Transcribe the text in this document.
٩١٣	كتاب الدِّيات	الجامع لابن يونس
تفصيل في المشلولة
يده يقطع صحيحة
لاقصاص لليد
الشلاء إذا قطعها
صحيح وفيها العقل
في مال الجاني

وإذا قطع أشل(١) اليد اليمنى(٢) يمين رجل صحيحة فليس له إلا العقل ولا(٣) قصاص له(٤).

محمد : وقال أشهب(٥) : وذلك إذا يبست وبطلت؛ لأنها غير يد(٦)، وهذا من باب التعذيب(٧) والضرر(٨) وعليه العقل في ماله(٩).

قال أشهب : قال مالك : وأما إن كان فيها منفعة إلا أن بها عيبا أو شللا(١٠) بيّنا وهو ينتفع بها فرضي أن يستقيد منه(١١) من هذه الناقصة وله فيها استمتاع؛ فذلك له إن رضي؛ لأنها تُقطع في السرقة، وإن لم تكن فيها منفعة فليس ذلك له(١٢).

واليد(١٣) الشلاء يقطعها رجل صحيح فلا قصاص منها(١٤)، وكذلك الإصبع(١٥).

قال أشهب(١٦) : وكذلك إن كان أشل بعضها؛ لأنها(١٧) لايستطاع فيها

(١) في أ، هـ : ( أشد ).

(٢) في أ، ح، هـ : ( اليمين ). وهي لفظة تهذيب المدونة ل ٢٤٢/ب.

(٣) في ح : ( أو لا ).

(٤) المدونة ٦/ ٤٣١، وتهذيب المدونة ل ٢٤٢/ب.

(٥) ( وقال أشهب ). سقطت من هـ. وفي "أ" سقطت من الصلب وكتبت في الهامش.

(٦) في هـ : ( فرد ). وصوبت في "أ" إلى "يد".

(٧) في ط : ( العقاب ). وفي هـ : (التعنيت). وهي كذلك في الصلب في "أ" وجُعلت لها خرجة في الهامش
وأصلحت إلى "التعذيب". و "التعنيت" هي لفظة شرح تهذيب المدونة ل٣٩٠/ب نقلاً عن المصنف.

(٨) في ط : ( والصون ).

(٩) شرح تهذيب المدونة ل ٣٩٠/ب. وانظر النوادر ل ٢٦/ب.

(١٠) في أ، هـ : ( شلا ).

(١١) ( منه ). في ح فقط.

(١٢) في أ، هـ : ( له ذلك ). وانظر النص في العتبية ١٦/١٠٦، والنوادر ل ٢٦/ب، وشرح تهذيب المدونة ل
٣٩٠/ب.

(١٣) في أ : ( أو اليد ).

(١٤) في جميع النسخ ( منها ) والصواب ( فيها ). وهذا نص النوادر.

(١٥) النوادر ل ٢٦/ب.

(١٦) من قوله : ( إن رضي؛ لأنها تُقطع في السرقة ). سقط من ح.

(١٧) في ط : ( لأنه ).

┄┄┄┄┄┄┄┄┄┄┄┄┄┄┄┄┄┄┄┄

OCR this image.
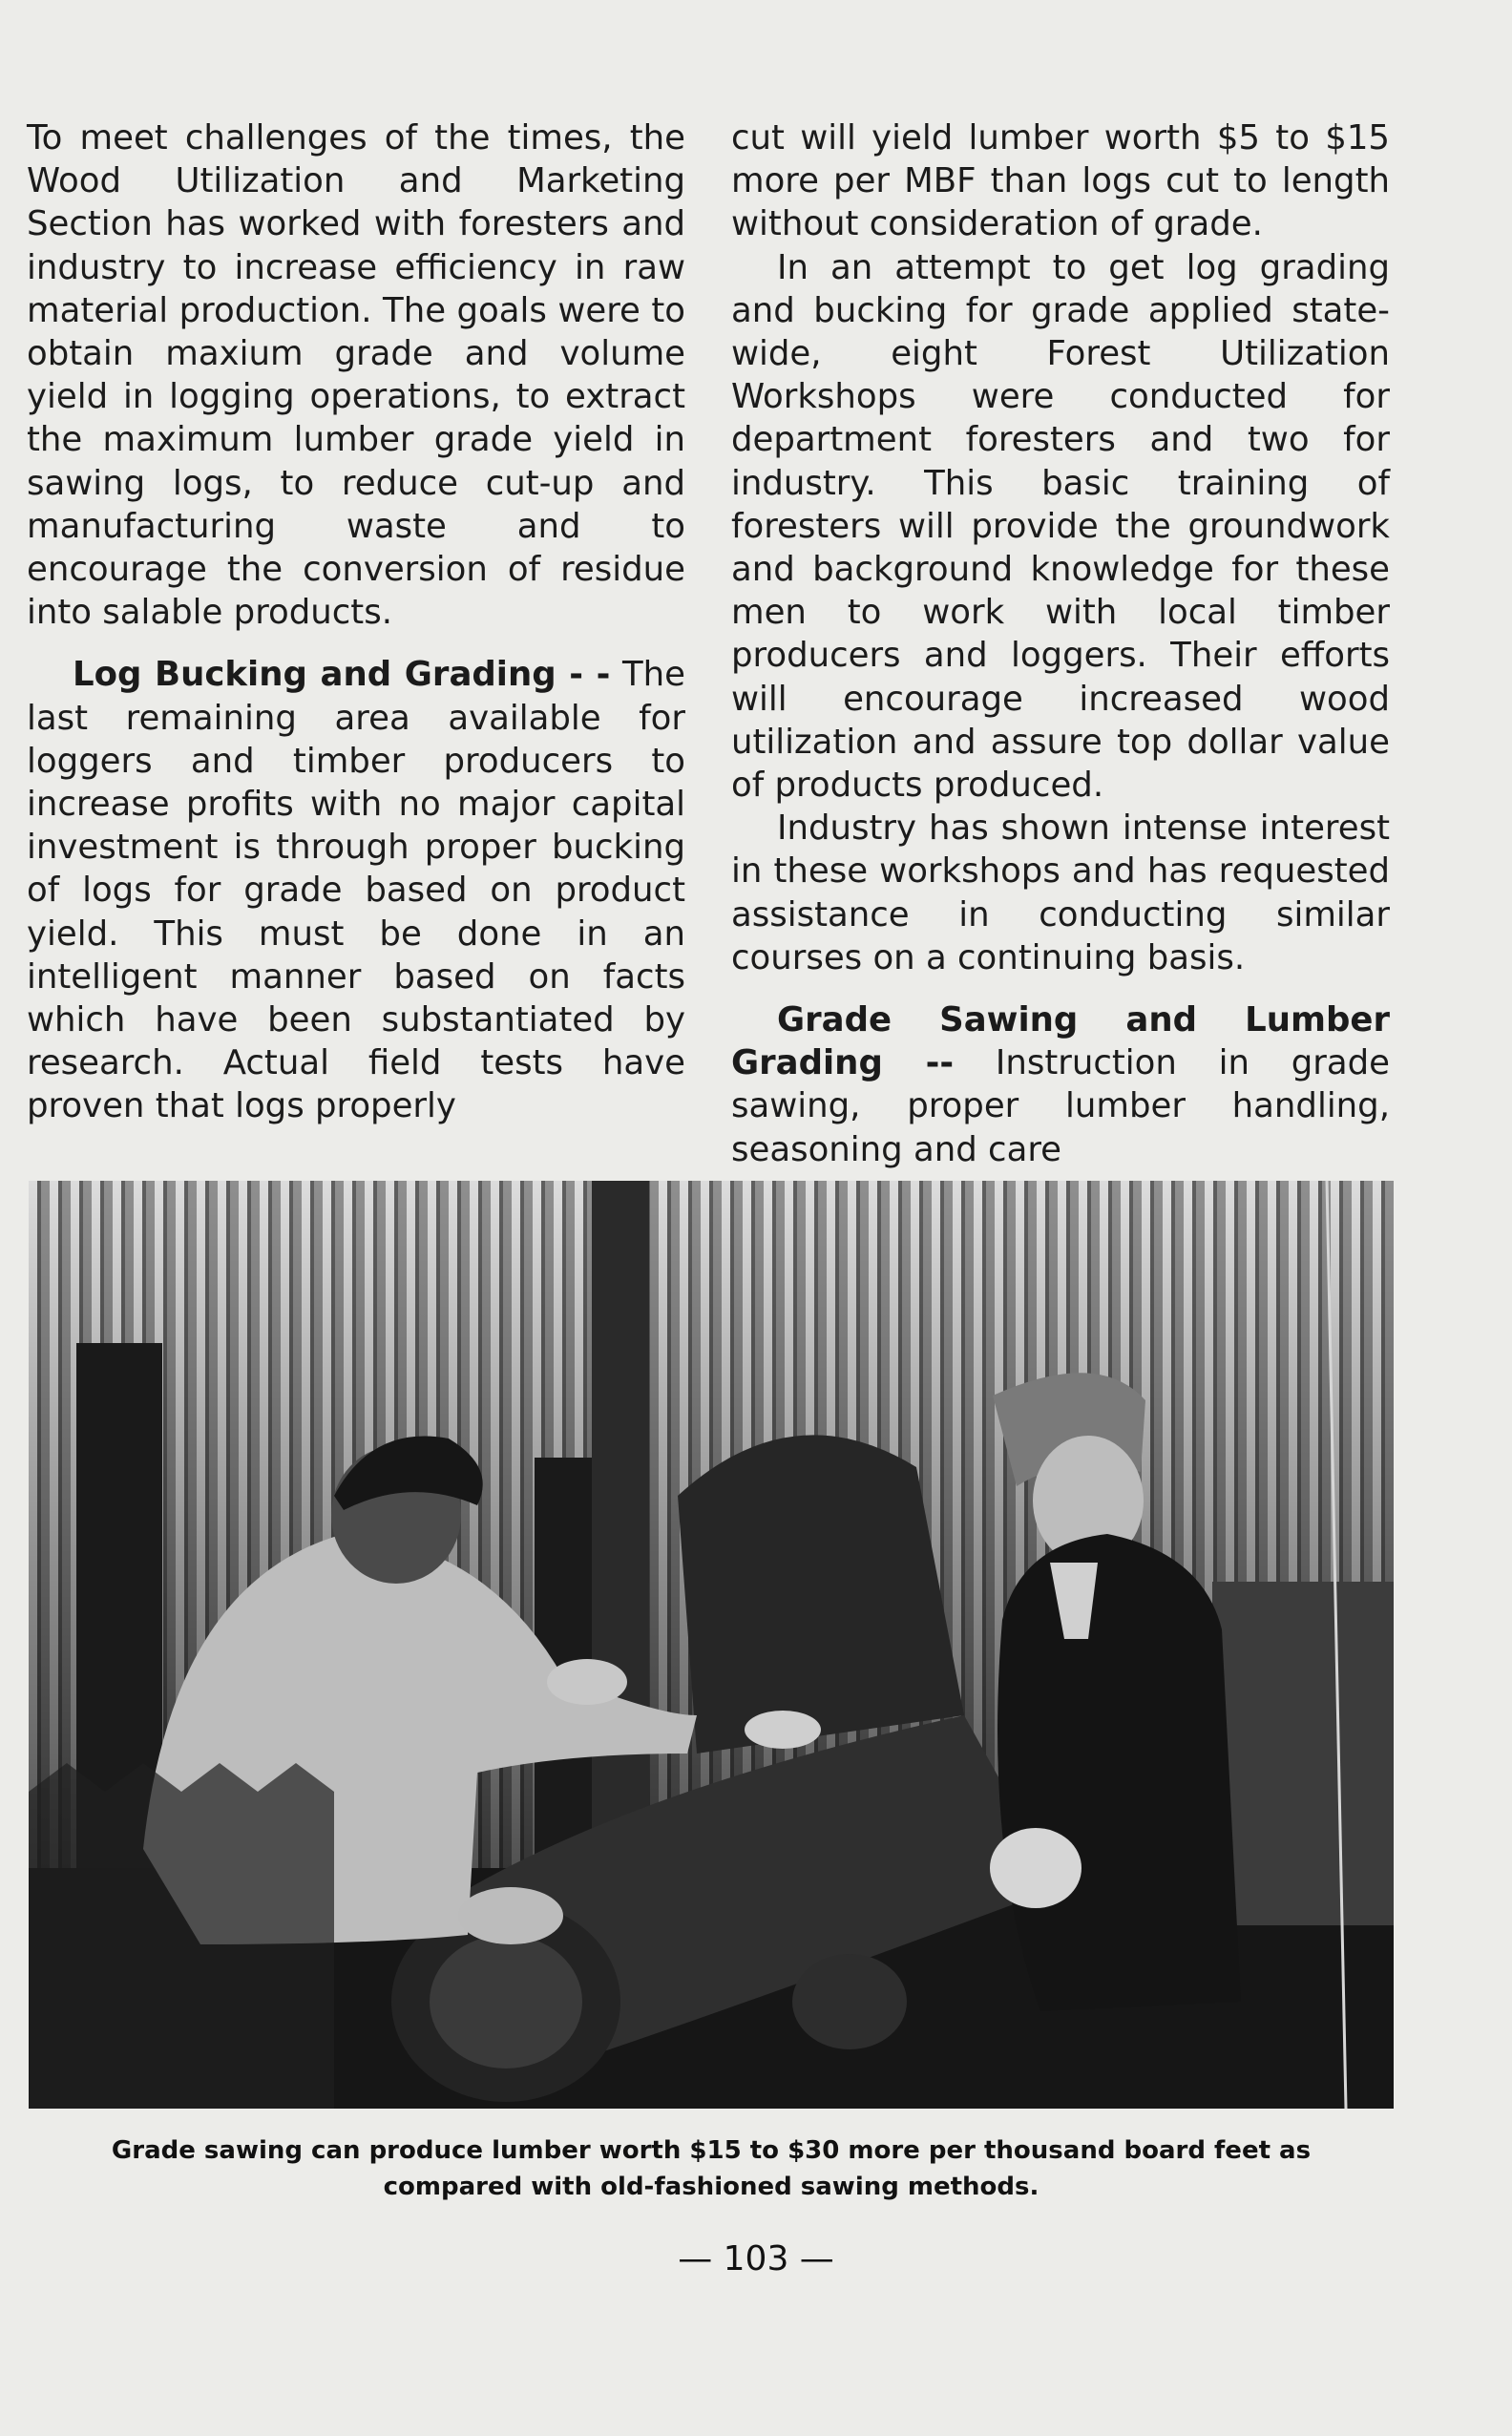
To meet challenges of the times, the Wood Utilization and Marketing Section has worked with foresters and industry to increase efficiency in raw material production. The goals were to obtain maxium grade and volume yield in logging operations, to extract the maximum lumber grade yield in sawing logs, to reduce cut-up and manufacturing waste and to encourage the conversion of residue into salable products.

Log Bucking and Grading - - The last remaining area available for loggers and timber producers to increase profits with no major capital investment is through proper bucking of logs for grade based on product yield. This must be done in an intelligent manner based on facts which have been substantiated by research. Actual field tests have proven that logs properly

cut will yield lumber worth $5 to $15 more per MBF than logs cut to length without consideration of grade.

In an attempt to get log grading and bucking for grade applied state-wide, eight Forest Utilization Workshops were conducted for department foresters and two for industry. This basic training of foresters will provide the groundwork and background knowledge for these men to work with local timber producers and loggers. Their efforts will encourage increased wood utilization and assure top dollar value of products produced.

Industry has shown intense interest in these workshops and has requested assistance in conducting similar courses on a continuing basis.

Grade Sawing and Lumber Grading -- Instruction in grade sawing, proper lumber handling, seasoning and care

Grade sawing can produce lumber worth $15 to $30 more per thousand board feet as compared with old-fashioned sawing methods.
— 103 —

┄┄┄┄┄┄┄┄┄┄┄┄┄┄┄┄┄┄┄┄

_TASK OBJECTIVE_: Check every line of the listing for the string "وكذلك" and report how many lines have it, as a number alone.

_EXPECTED OUTPUT_: 2